● SET PROBLEM:
Identify each line below that contains the word "mnemonic", and copy it out.

● SOURCE DATA:
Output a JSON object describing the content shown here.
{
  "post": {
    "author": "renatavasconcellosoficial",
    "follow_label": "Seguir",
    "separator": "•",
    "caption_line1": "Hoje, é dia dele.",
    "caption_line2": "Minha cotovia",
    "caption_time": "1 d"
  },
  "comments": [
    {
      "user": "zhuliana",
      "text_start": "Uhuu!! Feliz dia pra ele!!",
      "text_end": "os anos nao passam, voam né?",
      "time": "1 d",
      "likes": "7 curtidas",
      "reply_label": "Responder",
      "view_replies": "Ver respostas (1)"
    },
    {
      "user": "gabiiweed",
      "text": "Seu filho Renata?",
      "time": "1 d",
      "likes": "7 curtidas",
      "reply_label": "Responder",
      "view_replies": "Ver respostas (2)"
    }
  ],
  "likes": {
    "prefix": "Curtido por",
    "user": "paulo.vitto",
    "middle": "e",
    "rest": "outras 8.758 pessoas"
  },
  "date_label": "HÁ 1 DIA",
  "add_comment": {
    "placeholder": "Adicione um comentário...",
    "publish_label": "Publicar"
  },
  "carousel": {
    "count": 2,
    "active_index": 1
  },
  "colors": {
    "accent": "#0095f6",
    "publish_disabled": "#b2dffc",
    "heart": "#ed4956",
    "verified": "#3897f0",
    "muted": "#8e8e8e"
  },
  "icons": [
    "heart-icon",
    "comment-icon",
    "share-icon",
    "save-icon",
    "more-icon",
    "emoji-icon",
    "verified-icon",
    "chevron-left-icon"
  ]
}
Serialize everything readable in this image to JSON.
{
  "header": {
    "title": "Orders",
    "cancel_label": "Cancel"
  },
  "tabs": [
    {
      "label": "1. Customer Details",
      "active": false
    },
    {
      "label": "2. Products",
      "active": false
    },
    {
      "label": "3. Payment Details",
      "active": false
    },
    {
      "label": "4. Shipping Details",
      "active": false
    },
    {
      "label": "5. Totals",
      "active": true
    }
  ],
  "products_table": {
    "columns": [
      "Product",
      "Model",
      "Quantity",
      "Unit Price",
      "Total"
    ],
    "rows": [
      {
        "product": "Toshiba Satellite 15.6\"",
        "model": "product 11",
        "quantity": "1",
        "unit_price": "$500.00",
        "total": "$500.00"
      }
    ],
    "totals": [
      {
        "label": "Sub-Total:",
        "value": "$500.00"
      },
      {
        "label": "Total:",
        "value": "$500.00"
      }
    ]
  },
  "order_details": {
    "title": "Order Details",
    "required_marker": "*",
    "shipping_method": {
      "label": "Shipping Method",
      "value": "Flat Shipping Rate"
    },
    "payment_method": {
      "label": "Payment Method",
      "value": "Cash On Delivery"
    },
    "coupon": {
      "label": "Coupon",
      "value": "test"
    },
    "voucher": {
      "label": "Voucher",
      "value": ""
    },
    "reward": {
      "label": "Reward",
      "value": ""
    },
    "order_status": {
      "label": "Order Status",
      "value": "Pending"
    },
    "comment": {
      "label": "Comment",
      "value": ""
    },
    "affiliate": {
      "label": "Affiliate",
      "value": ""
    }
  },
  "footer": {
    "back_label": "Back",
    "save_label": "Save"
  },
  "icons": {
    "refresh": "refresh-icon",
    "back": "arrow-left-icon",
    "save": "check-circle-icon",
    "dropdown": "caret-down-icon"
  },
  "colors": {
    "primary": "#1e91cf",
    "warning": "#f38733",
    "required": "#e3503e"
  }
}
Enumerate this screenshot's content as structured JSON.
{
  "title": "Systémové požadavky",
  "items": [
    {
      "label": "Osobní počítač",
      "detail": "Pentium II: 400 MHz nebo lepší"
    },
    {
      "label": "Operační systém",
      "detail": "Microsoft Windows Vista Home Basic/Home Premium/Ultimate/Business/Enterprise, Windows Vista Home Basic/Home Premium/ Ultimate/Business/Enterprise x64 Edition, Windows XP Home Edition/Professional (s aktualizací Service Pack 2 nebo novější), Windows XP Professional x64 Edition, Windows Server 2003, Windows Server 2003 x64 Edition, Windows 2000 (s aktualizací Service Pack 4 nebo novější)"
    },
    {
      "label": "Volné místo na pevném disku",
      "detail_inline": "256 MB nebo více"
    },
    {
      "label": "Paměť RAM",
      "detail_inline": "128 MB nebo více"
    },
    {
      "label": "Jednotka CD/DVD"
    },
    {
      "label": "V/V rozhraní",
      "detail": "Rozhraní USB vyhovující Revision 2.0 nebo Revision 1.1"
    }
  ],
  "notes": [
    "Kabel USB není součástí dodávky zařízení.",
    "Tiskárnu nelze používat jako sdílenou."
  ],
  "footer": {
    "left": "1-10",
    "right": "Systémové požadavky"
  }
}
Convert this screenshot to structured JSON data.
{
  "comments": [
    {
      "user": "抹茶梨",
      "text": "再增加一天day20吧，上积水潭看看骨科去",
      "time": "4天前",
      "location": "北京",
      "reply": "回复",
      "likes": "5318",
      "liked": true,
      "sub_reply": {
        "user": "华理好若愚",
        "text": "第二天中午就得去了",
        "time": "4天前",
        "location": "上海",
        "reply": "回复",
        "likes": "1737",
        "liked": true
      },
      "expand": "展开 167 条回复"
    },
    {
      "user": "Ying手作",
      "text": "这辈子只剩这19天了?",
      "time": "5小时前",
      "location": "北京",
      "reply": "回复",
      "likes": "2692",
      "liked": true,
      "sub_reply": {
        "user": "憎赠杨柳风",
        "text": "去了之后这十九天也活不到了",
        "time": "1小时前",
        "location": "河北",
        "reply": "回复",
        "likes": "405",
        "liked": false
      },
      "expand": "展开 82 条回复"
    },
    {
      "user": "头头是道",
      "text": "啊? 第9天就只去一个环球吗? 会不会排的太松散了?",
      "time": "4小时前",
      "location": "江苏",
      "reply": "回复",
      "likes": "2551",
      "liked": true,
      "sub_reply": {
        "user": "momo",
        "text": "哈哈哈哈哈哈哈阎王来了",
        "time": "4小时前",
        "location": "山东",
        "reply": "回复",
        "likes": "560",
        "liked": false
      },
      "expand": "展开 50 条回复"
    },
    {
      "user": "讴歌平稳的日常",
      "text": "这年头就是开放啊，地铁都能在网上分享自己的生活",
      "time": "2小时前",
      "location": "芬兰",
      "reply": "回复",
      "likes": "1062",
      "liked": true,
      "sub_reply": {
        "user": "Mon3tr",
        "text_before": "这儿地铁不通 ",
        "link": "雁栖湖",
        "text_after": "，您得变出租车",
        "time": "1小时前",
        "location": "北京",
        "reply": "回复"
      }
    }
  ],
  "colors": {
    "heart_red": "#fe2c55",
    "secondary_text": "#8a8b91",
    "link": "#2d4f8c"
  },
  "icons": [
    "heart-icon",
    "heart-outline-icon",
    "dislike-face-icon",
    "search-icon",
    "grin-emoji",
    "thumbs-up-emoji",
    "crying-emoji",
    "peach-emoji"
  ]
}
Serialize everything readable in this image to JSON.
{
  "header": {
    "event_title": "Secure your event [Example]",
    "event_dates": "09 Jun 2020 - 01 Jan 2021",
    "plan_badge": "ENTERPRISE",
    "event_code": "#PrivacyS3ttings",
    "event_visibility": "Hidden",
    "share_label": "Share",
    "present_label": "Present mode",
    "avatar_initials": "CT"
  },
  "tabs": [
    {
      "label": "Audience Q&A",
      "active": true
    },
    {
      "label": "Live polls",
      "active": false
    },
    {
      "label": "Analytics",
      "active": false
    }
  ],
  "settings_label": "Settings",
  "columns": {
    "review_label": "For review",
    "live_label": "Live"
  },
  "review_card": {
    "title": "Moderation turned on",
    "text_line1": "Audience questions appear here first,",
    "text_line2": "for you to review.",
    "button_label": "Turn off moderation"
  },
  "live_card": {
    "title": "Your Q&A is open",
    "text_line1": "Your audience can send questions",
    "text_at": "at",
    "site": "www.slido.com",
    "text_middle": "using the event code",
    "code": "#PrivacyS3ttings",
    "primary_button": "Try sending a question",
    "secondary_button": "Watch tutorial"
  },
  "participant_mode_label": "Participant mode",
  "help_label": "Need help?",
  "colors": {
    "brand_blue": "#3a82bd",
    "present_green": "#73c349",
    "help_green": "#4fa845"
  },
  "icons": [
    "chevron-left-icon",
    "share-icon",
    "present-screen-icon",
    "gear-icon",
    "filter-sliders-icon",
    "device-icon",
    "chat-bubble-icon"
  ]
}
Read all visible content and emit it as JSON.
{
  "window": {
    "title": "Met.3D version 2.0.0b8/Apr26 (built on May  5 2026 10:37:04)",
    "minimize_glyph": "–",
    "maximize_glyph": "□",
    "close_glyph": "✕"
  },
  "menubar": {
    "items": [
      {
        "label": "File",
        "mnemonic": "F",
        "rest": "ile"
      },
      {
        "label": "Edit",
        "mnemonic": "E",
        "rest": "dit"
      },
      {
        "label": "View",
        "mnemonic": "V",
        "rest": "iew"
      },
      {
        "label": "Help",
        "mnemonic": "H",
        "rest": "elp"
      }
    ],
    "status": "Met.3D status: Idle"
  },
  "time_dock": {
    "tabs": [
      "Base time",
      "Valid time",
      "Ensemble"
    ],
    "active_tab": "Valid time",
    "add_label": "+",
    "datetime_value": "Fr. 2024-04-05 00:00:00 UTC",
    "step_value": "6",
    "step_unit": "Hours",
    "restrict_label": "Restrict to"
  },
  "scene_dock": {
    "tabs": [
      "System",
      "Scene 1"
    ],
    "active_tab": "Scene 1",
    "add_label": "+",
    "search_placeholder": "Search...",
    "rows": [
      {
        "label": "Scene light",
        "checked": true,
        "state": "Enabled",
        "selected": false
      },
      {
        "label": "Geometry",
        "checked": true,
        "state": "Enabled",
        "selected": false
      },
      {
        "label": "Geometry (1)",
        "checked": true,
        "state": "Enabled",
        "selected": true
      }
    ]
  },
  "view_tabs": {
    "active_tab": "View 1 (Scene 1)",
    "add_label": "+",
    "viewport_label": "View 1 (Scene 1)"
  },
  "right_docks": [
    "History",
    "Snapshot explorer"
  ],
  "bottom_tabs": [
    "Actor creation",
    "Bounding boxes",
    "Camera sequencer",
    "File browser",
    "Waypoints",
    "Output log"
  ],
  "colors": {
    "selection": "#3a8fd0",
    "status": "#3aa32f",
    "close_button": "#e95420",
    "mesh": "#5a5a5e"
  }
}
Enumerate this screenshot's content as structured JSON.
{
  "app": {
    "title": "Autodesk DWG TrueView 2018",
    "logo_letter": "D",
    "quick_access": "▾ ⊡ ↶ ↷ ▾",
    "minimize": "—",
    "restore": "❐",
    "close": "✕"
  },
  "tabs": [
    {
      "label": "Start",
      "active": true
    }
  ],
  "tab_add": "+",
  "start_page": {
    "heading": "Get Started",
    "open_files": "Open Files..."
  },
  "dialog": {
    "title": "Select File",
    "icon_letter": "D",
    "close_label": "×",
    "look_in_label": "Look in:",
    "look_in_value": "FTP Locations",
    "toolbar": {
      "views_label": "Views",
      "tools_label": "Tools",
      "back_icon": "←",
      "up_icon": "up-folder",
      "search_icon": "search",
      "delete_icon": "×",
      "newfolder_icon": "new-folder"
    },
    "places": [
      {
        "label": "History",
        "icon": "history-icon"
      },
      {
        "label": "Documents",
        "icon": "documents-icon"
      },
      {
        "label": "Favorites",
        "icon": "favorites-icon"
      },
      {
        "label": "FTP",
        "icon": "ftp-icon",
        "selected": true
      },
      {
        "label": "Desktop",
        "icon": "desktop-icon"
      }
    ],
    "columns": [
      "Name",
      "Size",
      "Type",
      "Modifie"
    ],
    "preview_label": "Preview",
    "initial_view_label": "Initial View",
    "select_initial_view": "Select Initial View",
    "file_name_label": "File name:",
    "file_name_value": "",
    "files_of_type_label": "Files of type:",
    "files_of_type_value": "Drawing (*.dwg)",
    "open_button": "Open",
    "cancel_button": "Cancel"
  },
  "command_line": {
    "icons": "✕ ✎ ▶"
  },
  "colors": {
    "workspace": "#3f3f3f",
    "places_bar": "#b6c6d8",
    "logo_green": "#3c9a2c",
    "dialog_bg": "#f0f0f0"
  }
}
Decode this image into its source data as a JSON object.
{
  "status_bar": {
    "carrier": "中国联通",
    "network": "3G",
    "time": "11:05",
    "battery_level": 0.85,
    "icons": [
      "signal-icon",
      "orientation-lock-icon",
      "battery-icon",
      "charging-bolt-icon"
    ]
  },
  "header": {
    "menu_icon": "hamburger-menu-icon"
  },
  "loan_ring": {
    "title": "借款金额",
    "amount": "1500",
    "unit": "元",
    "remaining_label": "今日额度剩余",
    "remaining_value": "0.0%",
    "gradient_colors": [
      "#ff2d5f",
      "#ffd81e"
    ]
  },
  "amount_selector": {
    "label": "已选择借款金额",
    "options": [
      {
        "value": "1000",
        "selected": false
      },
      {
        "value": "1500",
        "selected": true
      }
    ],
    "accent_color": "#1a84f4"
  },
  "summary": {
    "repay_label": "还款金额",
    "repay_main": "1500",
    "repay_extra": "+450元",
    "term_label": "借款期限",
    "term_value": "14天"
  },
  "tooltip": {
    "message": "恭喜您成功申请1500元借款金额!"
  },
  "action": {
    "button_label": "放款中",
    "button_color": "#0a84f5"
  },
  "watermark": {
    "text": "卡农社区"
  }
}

● WRITTEN SOLUTION:
        "mnemonic": "F",
        "mnemonic": "E",
        "mnemonic": "V",
        "mnemonic": "H",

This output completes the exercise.